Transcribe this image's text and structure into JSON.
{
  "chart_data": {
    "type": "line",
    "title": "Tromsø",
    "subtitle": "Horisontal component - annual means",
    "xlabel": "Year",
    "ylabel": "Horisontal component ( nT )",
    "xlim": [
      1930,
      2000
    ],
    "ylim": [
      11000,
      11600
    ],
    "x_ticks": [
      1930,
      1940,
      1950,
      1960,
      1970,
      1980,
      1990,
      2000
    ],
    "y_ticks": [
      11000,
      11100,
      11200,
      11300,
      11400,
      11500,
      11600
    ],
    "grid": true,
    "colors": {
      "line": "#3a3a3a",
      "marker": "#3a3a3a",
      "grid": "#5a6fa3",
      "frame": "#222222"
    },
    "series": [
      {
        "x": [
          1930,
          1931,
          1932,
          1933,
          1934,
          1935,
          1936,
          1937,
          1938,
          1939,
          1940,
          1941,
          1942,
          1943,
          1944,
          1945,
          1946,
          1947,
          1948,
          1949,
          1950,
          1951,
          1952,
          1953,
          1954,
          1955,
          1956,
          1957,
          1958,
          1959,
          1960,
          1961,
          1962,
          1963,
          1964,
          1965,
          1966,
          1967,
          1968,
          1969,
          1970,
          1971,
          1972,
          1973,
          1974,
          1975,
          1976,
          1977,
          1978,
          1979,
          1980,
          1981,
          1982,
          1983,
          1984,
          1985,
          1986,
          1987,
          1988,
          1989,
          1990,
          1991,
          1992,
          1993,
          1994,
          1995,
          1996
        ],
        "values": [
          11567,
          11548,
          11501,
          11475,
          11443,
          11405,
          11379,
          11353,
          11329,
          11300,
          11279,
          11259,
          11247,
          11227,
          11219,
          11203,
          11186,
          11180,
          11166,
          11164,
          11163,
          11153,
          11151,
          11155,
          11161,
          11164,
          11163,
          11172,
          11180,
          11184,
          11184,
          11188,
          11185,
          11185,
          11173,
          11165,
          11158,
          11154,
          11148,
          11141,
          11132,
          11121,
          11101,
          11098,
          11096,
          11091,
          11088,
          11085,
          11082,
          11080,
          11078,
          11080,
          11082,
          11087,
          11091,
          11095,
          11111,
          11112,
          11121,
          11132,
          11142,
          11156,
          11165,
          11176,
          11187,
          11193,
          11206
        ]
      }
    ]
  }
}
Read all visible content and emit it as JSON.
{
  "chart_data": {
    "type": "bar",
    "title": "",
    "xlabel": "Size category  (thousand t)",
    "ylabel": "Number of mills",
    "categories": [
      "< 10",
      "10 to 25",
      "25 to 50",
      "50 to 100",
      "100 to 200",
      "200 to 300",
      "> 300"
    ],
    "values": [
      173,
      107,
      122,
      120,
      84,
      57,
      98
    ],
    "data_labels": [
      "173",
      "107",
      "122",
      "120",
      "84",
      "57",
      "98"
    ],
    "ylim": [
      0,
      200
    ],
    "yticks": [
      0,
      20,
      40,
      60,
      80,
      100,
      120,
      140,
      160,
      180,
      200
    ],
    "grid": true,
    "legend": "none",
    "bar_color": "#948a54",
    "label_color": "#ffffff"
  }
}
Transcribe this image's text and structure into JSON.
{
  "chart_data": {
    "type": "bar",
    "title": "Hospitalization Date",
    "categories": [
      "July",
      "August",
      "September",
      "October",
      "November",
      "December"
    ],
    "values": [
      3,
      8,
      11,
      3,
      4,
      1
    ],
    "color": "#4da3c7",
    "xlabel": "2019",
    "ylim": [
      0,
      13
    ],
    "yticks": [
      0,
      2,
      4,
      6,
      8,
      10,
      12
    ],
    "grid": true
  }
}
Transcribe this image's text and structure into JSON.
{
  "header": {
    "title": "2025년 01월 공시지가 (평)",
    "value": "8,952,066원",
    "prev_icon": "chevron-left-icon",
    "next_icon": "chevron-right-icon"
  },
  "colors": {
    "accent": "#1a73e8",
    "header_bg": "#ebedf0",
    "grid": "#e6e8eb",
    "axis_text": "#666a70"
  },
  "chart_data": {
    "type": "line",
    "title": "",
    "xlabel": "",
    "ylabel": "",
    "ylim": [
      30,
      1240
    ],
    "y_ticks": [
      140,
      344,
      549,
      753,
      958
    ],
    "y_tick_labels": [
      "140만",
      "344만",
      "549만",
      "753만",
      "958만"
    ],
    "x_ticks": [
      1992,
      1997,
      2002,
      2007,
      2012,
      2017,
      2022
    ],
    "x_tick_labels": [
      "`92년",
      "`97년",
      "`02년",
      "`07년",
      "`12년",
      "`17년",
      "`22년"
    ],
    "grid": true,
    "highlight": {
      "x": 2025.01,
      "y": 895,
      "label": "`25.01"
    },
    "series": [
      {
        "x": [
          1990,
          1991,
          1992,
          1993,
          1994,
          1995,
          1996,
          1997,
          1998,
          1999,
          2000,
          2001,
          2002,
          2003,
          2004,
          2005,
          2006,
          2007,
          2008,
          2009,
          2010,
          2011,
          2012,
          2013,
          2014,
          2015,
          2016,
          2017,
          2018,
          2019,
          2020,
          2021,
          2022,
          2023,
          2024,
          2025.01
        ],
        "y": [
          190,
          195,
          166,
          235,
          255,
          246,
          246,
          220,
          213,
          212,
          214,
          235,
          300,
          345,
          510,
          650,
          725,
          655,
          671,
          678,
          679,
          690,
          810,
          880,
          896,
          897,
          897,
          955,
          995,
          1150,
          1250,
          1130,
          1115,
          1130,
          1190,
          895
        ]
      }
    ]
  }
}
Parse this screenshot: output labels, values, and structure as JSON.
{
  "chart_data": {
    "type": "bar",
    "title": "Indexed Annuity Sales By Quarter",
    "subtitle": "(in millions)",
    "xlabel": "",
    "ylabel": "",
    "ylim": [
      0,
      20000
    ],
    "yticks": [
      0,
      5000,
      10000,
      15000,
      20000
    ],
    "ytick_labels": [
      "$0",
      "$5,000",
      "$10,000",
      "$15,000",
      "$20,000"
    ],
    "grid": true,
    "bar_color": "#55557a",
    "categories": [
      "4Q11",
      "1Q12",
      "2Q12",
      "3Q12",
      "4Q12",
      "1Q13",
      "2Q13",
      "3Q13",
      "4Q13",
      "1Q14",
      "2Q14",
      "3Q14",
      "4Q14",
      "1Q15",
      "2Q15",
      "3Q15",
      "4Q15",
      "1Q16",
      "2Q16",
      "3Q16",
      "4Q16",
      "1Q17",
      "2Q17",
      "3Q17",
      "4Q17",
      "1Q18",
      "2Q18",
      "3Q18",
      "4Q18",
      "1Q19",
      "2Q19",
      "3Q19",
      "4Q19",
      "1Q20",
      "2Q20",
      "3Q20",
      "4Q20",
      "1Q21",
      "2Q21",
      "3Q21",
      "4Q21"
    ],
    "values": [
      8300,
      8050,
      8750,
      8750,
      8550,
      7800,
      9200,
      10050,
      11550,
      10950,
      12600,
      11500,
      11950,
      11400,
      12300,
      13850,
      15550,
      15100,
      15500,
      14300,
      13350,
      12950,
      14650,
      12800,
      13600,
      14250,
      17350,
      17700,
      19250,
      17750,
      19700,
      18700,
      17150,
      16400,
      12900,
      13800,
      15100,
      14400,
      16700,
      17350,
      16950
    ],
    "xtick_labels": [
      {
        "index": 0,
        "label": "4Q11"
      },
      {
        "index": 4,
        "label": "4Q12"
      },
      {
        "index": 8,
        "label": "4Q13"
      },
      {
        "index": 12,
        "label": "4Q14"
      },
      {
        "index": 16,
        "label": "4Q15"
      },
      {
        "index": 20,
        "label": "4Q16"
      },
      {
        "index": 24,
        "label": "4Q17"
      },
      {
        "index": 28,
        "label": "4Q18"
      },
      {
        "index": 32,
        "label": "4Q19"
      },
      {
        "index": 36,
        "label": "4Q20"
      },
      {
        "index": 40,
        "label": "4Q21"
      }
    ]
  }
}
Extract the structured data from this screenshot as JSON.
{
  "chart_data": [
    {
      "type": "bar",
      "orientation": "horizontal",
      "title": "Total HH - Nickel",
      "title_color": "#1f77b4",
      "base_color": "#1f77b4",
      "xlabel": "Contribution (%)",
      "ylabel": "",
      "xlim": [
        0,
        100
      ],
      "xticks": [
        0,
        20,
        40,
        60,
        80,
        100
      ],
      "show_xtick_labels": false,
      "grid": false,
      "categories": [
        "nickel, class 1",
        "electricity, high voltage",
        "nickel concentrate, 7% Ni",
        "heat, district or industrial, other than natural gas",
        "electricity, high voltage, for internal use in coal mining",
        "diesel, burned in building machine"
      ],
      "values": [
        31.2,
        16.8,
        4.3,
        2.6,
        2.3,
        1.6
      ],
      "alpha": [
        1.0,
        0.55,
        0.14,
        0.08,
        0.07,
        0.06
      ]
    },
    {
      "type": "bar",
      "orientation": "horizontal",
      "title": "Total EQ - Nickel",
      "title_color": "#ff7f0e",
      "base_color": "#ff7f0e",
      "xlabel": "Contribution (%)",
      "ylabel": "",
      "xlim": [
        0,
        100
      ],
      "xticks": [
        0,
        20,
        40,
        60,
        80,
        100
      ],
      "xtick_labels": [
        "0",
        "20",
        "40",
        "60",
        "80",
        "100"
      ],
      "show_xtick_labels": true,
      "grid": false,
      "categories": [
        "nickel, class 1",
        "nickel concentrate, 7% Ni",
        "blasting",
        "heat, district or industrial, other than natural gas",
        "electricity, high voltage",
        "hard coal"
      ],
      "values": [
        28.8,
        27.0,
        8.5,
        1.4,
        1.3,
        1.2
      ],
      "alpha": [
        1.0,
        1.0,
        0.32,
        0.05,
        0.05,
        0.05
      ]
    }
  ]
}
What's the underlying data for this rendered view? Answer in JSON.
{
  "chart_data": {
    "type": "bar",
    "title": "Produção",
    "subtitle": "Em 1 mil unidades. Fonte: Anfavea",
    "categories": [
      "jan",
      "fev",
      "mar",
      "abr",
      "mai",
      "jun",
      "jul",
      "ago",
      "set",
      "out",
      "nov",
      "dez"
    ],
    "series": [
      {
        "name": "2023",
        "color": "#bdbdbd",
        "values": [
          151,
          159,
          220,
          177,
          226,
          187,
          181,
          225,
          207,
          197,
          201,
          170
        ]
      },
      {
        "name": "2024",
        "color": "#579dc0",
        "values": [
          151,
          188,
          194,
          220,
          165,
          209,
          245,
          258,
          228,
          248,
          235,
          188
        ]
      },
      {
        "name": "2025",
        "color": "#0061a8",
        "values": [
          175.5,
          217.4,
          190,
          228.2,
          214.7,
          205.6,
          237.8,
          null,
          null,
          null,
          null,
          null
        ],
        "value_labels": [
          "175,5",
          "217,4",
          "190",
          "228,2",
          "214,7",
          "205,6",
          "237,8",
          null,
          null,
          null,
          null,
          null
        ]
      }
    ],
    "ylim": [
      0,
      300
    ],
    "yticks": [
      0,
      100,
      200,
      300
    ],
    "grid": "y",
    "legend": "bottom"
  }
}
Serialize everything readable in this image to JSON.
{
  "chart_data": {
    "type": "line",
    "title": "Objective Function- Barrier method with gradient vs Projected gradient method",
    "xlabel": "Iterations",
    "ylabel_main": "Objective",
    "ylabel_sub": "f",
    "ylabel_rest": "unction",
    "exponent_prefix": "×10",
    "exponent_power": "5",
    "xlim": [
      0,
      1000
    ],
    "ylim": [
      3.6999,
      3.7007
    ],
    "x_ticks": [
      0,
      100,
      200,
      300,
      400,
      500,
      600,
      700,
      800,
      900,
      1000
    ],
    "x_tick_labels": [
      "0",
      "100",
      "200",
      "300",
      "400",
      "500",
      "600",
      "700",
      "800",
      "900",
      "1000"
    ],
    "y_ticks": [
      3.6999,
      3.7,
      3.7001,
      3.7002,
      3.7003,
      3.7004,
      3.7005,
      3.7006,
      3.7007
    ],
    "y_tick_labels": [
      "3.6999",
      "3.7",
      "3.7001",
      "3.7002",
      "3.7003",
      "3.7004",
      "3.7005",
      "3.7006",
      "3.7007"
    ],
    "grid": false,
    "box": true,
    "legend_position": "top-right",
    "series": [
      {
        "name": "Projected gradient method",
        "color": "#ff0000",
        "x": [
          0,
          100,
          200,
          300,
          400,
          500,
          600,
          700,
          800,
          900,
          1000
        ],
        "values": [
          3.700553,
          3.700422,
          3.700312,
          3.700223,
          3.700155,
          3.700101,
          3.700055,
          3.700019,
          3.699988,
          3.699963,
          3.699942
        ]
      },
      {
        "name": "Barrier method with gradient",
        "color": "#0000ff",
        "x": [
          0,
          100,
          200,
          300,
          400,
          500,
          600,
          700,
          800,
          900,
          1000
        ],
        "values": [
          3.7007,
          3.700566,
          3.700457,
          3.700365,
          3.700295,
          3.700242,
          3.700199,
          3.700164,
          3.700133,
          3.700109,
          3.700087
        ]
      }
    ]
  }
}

--

**WORK TO DO**
Collect the lines of the data that carry the word "Projected".

**SOLUTION**
    "title": "Objective Function- Barrier method with gradient vs Projected gradient method",
        "name": "Projected gradient method",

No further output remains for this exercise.